▸ **Short problem**:
Track down the lines that contain "Aktin" and copy them.

------------------------------------------------------------------------

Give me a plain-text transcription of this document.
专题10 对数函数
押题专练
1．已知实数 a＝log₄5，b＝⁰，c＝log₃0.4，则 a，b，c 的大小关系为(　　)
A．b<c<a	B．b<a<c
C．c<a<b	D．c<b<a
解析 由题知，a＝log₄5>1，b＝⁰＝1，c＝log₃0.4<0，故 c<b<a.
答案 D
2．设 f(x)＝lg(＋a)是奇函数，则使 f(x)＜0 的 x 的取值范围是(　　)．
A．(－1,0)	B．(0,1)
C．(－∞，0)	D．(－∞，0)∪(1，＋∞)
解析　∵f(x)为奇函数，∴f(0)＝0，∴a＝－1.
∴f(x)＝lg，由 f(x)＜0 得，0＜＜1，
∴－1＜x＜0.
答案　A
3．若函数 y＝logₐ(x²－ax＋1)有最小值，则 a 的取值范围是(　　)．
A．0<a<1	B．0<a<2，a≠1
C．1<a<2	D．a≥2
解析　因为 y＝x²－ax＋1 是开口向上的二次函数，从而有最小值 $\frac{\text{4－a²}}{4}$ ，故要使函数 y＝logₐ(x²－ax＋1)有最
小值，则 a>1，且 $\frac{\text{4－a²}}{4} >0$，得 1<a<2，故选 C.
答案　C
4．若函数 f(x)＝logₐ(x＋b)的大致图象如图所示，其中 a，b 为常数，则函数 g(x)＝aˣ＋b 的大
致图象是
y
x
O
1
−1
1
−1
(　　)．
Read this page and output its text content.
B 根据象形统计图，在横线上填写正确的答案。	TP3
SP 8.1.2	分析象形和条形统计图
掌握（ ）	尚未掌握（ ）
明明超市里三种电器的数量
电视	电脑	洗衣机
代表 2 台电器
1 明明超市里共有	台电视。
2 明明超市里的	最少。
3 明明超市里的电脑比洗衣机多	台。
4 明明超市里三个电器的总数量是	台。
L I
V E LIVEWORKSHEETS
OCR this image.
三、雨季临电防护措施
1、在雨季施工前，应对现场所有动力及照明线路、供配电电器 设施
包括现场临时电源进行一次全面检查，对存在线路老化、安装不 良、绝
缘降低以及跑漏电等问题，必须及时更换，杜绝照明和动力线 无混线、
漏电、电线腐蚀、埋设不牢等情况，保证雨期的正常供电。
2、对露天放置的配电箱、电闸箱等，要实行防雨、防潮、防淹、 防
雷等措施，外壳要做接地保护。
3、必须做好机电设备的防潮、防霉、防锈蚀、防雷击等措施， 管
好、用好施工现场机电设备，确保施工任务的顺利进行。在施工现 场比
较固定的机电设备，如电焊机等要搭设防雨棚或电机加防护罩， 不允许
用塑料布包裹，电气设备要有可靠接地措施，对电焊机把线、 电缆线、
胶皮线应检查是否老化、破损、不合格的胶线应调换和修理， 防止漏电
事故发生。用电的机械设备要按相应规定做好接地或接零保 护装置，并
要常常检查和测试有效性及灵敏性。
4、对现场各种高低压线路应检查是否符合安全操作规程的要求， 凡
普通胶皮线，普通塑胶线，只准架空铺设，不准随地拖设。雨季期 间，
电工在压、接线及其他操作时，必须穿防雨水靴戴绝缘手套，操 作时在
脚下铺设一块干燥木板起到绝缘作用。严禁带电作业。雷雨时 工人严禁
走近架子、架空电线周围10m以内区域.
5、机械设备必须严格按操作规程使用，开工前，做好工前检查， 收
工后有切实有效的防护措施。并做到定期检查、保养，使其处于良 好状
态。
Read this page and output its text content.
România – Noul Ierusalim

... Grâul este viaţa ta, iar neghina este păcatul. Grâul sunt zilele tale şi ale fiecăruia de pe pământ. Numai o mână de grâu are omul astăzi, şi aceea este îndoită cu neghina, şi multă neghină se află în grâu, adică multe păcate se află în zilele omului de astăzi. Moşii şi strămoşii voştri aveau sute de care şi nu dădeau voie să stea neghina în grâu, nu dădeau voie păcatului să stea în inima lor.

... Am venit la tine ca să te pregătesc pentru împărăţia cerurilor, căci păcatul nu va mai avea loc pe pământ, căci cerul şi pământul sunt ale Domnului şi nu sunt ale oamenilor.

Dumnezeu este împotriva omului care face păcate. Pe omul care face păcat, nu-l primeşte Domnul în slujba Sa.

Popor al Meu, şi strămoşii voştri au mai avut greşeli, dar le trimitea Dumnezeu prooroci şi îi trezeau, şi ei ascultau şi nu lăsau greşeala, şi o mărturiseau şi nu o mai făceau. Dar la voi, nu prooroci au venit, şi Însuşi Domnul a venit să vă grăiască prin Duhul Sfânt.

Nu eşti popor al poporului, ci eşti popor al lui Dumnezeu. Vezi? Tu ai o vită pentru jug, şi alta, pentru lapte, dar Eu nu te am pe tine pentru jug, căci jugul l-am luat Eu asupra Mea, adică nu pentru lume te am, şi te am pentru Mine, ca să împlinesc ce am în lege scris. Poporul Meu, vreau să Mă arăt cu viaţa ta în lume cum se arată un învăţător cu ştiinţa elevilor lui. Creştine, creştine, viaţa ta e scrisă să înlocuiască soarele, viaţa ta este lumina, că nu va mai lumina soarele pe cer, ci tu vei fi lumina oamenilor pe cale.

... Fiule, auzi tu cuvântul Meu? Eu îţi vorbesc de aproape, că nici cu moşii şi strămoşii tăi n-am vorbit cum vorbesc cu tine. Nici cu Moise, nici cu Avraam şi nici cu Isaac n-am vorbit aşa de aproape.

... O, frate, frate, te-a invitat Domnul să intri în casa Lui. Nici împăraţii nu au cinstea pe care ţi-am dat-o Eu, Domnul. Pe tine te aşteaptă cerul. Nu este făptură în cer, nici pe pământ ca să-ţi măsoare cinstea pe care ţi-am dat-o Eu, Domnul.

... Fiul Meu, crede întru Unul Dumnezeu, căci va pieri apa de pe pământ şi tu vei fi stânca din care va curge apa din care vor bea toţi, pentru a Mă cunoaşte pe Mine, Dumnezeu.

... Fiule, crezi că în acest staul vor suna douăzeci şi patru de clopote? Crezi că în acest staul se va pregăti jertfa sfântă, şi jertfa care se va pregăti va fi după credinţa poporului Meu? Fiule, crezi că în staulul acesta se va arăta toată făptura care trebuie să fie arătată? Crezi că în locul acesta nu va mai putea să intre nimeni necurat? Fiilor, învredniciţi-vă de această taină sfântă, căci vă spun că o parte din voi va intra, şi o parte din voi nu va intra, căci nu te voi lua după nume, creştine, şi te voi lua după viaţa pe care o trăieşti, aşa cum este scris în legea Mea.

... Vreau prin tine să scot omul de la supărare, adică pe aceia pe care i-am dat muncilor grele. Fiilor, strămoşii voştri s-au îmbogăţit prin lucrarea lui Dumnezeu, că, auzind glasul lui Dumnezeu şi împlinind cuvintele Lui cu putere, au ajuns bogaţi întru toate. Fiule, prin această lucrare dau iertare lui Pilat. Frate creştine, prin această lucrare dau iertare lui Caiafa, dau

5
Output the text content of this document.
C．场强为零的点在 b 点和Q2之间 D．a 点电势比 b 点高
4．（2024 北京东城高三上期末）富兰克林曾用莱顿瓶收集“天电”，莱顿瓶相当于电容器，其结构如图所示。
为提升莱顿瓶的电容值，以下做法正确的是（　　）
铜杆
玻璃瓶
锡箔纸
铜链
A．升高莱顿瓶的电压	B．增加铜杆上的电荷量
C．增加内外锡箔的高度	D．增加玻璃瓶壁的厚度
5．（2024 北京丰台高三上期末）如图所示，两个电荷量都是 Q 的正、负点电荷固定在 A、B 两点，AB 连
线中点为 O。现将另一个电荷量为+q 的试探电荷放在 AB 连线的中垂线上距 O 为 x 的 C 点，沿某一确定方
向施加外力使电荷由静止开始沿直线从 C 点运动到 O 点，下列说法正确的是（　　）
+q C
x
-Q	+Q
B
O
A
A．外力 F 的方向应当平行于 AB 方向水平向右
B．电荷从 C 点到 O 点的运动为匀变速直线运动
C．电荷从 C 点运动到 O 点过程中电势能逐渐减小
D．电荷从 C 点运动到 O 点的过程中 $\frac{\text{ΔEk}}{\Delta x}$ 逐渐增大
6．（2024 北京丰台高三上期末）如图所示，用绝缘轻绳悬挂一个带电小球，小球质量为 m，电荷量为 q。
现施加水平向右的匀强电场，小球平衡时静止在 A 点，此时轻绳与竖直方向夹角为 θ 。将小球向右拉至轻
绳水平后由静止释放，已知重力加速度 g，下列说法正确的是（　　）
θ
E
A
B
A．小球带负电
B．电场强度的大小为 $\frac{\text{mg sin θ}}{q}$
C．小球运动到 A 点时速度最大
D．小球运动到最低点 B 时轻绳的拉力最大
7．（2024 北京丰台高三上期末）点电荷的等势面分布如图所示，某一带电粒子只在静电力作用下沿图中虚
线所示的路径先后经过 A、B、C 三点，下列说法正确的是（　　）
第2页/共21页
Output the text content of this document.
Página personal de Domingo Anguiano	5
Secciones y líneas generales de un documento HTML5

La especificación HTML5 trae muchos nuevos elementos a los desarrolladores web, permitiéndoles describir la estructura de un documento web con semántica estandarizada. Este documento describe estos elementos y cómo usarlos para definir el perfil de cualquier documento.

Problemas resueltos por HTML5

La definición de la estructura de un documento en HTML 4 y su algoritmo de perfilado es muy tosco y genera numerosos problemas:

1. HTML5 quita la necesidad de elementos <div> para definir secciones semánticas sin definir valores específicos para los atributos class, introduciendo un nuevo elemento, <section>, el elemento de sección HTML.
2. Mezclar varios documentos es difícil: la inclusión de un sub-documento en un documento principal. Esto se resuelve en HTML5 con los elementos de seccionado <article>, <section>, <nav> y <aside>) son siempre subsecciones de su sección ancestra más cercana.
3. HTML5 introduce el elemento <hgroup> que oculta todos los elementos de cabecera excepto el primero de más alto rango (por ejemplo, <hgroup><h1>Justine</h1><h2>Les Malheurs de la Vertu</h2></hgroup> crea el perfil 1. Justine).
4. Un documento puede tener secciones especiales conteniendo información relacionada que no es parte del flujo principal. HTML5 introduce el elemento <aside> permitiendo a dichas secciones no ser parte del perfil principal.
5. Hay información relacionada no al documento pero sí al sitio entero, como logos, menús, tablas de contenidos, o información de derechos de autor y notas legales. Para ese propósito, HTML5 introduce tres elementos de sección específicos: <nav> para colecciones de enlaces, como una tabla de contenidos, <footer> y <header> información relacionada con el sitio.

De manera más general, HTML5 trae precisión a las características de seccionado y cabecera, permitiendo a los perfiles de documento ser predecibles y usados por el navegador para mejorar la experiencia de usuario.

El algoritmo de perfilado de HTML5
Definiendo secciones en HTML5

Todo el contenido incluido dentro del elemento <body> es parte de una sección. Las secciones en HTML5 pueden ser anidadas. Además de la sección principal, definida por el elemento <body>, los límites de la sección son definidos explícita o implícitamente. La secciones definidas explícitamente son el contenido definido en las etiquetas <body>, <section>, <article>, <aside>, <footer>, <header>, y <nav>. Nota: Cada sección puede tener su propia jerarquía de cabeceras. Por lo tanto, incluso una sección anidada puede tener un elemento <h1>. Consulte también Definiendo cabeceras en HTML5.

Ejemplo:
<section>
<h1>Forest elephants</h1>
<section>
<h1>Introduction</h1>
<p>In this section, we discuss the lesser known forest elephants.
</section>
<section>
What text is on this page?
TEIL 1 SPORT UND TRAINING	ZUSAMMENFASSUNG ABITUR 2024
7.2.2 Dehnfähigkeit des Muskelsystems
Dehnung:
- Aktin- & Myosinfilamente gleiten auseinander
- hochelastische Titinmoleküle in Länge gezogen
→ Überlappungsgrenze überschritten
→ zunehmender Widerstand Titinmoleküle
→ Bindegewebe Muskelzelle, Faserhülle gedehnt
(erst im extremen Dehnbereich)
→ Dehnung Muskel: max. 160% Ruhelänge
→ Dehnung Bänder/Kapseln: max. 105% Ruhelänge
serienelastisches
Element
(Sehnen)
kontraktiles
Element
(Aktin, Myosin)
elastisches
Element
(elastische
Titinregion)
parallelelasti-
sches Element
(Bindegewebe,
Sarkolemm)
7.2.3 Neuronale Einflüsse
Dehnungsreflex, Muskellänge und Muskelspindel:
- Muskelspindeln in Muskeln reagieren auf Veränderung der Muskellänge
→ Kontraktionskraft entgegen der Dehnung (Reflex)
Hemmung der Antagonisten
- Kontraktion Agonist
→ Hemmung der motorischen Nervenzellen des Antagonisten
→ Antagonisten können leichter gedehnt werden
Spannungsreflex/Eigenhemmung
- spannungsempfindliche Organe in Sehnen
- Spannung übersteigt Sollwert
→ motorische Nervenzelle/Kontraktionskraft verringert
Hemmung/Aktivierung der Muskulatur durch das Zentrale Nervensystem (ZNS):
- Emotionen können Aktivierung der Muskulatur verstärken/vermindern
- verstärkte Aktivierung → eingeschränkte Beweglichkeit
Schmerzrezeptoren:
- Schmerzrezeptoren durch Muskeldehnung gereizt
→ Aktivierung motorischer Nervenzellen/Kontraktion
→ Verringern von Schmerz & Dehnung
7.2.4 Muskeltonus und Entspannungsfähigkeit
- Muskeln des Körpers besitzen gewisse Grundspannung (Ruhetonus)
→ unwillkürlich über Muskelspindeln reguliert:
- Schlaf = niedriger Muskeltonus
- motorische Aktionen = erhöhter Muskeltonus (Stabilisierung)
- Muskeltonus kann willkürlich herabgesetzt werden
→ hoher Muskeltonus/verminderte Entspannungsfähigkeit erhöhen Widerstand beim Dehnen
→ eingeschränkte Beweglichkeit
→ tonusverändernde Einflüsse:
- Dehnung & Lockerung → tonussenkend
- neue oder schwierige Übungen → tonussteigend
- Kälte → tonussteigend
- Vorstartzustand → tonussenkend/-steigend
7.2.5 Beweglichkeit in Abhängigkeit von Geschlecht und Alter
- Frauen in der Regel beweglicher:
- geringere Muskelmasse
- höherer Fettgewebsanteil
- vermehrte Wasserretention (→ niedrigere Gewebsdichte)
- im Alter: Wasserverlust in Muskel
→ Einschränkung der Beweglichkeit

------------------------------------------------------------------------

▸ **Problem solution**:
- Aktin- & Myosinfilamente gleiten auseinander
(Aktin, Myosin)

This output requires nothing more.